■ Exercise directions: In the entries below, how many lines hold the string "afritten"? Give only the number.

■ Records to process:
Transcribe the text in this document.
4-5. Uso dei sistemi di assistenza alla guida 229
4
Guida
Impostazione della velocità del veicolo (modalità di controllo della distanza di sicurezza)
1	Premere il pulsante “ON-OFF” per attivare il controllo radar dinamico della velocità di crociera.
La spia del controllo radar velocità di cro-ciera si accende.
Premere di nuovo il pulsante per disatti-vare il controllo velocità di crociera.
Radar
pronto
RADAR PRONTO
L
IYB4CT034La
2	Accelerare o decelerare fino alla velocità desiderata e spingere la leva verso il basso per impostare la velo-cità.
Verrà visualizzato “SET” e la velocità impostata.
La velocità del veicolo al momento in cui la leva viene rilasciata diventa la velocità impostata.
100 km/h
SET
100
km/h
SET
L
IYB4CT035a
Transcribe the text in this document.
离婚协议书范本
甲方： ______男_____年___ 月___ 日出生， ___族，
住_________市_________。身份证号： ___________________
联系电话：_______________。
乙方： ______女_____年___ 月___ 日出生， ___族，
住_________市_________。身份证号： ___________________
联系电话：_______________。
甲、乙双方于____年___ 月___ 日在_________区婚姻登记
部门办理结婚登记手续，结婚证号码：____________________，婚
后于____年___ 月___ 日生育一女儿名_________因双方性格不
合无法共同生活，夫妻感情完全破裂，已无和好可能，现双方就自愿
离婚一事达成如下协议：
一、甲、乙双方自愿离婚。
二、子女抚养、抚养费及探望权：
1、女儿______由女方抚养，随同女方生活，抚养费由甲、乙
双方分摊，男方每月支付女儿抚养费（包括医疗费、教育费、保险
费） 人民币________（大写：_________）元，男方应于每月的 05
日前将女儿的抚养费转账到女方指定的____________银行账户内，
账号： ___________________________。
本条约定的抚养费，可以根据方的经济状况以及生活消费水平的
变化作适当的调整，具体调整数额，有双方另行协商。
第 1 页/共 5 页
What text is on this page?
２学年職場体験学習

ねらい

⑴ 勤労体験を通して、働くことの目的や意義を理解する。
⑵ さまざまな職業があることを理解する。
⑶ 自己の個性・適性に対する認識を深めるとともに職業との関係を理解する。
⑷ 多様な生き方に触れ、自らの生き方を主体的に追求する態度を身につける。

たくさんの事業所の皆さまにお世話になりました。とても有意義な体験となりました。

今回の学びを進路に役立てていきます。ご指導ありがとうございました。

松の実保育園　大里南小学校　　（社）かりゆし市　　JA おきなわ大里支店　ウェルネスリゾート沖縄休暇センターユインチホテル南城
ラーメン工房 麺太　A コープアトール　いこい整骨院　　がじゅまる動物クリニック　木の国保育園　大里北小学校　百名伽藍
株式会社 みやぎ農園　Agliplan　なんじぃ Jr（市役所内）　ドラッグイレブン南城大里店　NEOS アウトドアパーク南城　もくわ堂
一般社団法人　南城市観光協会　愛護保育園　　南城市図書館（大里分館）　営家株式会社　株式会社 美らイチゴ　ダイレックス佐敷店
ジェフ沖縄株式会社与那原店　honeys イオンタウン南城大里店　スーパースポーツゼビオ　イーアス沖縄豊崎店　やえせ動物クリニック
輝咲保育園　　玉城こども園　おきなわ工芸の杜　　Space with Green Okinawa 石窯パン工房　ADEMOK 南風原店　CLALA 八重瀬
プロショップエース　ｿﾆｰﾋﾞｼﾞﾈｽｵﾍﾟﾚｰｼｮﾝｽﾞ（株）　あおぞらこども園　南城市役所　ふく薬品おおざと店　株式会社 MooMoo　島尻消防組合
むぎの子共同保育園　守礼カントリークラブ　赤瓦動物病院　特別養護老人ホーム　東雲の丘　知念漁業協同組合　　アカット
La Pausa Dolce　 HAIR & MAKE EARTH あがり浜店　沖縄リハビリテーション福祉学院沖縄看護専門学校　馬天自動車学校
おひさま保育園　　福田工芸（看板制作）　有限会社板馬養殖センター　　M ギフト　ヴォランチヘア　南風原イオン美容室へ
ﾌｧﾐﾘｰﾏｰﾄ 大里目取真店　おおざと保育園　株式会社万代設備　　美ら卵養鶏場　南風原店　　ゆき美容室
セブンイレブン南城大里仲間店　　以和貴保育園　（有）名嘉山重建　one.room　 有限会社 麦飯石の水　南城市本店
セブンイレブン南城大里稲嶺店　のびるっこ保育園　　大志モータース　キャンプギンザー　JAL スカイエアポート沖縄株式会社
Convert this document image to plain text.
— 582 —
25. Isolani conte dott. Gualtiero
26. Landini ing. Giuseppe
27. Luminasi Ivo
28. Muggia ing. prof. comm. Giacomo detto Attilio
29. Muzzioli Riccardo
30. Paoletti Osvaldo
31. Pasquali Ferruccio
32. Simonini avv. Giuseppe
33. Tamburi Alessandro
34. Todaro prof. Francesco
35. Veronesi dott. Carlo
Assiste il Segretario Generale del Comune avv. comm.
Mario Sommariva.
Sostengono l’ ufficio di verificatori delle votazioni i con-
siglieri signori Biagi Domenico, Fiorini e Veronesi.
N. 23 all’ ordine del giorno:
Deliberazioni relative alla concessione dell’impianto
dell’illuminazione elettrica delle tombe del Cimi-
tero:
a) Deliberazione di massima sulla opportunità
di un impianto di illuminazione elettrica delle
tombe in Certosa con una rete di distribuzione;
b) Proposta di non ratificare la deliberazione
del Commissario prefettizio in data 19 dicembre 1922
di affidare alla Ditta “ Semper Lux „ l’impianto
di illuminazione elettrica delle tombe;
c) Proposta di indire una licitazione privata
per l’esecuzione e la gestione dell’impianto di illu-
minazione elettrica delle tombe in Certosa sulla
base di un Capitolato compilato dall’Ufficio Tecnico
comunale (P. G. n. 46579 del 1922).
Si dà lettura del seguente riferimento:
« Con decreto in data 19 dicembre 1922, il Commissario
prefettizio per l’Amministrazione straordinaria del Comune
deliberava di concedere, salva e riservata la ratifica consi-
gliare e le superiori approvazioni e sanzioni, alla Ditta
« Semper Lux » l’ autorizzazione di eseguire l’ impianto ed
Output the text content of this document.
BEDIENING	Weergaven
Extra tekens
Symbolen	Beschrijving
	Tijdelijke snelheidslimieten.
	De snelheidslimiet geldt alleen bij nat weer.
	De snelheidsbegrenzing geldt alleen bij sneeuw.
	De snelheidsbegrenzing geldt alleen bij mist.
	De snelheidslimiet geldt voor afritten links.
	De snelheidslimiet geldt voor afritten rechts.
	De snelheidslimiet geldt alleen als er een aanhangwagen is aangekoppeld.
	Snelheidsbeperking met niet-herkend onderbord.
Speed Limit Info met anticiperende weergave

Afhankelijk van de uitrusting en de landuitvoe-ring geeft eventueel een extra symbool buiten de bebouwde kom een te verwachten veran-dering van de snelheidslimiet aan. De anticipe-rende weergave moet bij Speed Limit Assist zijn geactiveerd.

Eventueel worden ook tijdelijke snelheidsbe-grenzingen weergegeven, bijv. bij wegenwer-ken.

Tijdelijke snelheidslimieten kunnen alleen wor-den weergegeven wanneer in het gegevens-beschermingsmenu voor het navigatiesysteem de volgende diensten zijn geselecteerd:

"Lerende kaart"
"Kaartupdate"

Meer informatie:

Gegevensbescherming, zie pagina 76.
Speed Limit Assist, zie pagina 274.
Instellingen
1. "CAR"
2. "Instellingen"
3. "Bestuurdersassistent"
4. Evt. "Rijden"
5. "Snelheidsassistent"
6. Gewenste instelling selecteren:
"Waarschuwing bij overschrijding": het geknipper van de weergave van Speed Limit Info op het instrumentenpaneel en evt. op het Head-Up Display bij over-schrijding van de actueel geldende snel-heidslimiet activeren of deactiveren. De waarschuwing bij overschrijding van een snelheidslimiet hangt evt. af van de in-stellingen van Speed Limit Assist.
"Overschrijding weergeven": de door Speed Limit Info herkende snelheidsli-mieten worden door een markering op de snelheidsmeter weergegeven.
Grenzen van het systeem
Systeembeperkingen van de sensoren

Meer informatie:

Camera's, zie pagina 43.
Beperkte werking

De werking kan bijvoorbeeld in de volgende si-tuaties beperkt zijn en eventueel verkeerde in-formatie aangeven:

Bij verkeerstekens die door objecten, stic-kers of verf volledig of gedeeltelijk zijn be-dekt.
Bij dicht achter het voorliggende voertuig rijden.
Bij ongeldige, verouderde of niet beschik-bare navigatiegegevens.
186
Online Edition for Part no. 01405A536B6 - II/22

■ Complete answer: 2